**** Excerpted data

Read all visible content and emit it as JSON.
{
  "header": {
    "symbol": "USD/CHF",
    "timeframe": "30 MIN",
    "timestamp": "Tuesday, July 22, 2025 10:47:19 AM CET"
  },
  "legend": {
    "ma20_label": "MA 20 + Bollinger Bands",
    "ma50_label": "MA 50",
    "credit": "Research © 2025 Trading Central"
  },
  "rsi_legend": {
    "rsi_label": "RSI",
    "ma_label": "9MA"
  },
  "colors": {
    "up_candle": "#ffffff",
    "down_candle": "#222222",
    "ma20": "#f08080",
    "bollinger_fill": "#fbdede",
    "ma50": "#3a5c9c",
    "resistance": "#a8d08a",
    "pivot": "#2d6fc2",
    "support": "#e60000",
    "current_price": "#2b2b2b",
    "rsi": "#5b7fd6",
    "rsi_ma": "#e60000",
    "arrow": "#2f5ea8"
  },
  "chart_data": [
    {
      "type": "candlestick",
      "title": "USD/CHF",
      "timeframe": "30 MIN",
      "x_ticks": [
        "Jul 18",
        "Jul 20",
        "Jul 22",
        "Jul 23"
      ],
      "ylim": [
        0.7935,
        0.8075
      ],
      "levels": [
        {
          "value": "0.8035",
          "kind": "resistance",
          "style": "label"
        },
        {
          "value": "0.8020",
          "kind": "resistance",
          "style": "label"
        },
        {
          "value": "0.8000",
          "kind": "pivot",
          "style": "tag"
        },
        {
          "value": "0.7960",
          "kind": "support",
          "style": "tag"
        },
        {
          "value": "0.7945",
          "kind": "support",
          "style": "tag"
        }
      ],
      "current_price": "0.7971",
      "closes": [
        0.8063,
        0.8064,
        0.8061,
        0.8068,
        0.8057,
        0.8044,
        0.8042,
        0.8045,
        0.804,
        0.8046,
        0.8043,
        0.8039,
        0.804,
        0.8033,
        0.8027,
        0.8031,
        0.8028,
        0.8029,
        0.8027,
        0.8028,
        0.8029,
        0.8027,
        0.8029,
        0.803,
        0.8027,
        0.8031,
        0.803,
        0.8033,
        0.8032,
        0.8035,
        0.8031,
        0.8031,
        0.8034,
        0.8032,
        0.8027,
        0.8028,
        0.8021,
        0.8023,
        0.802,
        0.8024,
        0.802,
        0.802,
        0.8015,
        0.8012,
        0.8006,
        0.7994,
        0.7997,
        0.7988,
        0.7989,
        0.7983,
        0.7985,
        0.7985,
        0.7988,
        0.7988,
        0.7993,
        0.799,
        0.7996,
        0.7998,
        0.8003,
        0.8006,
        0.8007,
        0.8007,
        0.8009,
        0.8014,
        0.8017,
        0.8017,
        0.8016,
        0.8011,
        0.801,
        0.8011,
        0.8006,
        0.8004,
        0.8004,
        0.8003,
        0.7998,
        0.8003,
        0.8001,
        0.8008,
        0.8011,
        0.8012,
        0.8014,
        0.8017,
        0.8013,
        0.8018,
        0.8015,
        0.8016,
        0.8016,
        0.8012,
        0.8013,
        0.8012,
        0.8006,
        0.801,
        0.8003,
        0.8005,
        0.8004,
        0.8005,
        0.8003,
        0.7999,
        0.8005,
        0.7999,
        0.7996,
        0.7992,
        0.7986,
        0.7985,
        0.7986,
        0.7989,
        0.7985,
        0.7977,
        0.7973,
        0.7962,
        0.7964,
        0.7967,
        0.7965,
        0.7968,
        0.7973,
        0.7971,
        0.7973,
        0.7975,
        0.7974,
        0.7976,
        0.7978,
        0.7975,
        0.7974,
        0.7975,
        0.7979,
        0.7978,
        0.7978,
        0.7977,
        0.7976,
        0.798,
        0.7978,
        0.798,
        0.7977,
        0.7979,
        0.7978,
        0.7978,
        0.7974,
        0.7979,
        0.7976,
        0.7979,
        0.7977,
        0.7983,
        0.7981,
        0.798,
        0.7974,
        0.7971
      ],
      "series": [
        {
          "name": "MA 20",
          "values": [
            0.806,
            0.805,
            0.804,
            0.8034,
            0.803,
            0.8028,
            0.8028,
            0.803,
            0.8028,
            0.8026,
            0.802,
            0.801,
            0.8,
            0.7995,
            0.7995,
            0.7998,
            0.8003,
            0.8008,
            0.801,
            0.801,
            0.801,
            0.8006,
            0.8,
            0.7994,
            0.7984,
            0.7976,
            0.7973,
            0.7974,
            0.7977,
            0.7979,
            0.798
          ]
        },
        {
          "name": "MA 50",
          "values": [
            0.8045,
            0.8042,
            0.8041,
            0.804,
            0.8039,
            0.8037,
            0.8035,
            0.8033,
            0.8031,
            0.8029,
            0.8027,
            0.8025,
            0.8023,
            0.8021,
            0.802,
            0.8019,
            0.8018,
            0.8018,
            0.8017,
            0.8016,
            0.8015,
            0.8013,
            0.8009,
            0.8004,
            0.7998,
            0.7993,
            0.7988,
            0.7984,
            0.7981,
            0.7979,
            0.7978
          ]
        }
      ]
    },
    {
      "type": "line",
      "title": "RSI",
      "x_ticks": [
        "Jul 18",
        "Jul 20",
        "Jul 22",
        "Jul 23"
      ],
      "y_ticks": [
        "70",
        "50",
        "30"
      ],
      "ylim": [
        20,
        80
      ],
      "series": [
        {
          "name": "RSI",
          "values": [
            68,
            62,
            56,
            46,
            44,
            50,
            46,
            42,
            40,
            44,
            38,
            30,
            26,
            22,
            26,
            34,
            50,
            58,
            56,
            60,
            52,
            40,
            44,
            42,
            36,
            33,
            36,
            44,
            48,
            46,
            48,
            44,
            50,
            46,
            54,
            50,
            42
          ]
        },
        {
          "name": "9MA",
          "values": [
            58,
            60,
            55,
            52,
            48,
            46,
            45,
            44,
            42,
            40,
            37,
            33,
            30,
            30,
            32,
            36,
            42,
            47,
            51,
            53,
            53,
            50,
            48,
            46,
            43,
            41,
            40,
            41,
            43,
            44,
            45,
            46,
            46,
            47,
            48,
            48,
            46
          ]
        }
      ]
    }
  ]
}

********

Copy out each line exactly.

Read all visible content and emit it as JSON.
{
  "header": {
    "symbol": "USD/CHF",
    "timeframe": "30 MIN",
    "timestamp": "Tuesday, July 22, 2025 10:47:19 AM CET"
  },
  "legend": {
    "ma20_label": "MA 20 + Bollinger Bands",
    "ma50_label": "MA 50",
    "credit": "Research © 2025 Trading Central"
  },
  "rsi_legend": {
    "rsi_label": "RSI",
    "ma_label": "9MA"
  },
  "colors": {
    "up_candle": "#ffffff",
    "down_candle": "#222222",
    "ma20": "#f08080",
    "bollinger_fill": "#fbdede",
    "ma50": "#3a5c9c",
    "resistance": "#a8d08a",
    "pivot": "#2d6fc2",
    "support": "#e60000",
    "current_price": "#2b2b2b",
    "rsi": "#5b7fd6",
    "rsi_ma": "#e60000",
    "arrow": "#2f5ea8"
  },
  "chart_data": [
    {
      "type": "candlestick",
      "title": "USD/CHF",
      "timeframe": "30 MIN",
      "x_ticks": [
        "Jul 18",
        "Jul 20",
        "Jul 22",
        "Jul 23"
      ],
      "ylim": [
        0.7935,
        0.8075
      ],
      "levels": [
        {
          "value": "0.8035",
          "kind": "resistance",
          "style": "label"
        },
        {
          "value": "0.8020",
          "kind": "resistance",
          "style": "label"
        },
        {
          "value": "0.8000",
          "kind": "pivot",
          "style": "tag"
        },
        {
          "value": "0.7960",
          "kind": "support",
          "style": "tag"
        },
        {
          "value": "0.7945",
          "kind": "support",
          "style": "tag"
        }
      ],
      "current_price": "0.7971",
      "closes": [
        0.8063,
        0.8064,
        0.8061,
        0.8068,
        0.8057,
        0.8044,
        0.8042,
        0.8045,
        0.804,
        0.8046,
        0.8043,
        0.8039,
        0.804,
        0.8033,
        0.8027,
        0.8031,
        0.8028,
        0.8029,
        0.8027,
        0.8028,
        0.8029,
        0.8027,
        0.8029,
        0.803,
        0.8027,
        0.8031,
        0.803,
        0.8033,
        0.8032,
        0.8035,
        0.8031,
        0.8031,
        0.8034,
        0.8032,
        0.8027,
        0.8028,
        0.8021,
        0.8023,
        0.802,
        0.8024,
        0.802,
        0.802,
        0.8015,
        0.8012,
        0.8006,
        0.7994,
        0.7997,
        0.7988,
        0.7989,
        0.7983,
        0.7985,
        0.7985,
        0.7988,
        0.7988,
        0.7993,
        0.799,
        0.7996,
        0.7998,
        0.8003,
        0.8006,
        0.8007,
        0.8007,
        0.8009,
        0.8014,
        0.8017,
        0.8017,
        0.8016,
        0.8011,
        0.801,
        0.8011,
        0.8006,
        0.8004,
        0.8004,
        0.8003,
        0.7998,
        0.8003,
        0.8001,
        0.8008,
        0.8011,
        0.8012,
        0.8014,
        0.8017,
        0.8013,
        0.8018,
        0.8015,
        0.8016,
        0.8016,
        0.8012,
        0.8013,
        0.8012,
        0.8006,
        0.801,
        0.8003,
        0.8005,
        0.8004,
        0.8005,
        0.8003,
        0.7999,
        0.8005,
        0.7999,
        0.7996,
        0.7992,
        0.7986,
        0.7985,
        0.7986,
        0.7989,
        0.7985,
        0.7977,
        0.7973,
        0.7962,
        0.7964,
        0.7967,
        0.7965,
        0.7968,
        0.7973,
        0.7971,
        0.7973,
        0.7975,
        0.7974,
        0.7976,
        0.7978,
        0.7975,
        0.7974,
        0.7975,
        0.7979,
        0.7978,
        0.7978,
        0.7977,
        0.7976,
        0.798,
        0.7978,
        0.798,
        0.7977,
        0.7979,
        0.7978,
        0.7978,
        0.7974,
        0.7979,
        0.7976,
        0.7979,
        0.7977,
        0.7983,
        0.7981,
        0.798,
        0.7974,
        0.7971
      ],
      "series": [
        {
          "name": "MA 20",
          "values": [
            0.806,
            0.805,
            0.804,
            0.8034,
            0.803,
            0.8028,
            0.8028,
            0.803,
            0.8028,
            0.8026,
            0.802,
            0.801,
            0.8,
            0.7995,
            0.7995,
            0.7998,
            0.8003,
            0.8008,
            0.801,
            0.801,
            0.801,
            0.8006,
            0.8,
            0.7994,
            0.7984,
            0.7976,
            0.7973,
            0.7974,
            0.7977,
            0.7979,
            0.798
          ]
        },
        {
          "name": "MA 50",
          "values": [
            0.8045,
            0.8042,
            0.8041,
            0.804,
            0.8039,
            0.8037,
            0.8035,
            0.8033,
            0.8031,
            0.8029,
            0.8027,
            0.8025,
            0.8023,
            0.8021,
            0.802,
            0.8019,
            0.8018,
            0.8018,
            0.8017,
            0.8016,
            0.8015,
            0.8013,
            0.8009,
            0.8004,
            0.7998,
            0.7993,
            0.7988,
            0.7984,
            0.7981,
            0.7979,
            0.7978
          ]
        }
      ]
    },
    {
      "type": "line",
      "title": "RSI",
      "x_ticks": [
        "Jul 18",
        "Jul 20",
        "Jul 22",
        "Jul 23"
      ],
      "y_ticks": [
        "70",
        "50",
        "30"
      ],
      "ylim": [
        20,
        80
      ],
      "series": [
        {
          "name": "RSI",
          "values": [
            68,
            62,
            56,
            46,
            44,
            50,
            46,
            42,
            40,
            44,
            38,
            30,
            26,
            22,
            26,
            34,
            50,
            58,
            56,
            60,
            52,
            40,
            44,
            42,
            36,
            33,
            36,
            44,
            48,
            46,
            48,
            44,
            50,
            46,
            54,
            50,
            42
          ]
        },
        {
          "name": "9MA",
          "values": [
            58,
            60,
            55,
            52,
            48,
            46,
            45,
            44,
            42,
            40,
            37,
            33,
            30,
            30,
            32,
            36,
            42,
            47,
            51,
            53,
            53,
            50,
            48,
            46,
            43,
            41,
            40,
            41,
            43,
            44,
            45,
            46,
            46,
            47,
            48,
            48,
            46
          ]
        }
      ]
    }
  ]
}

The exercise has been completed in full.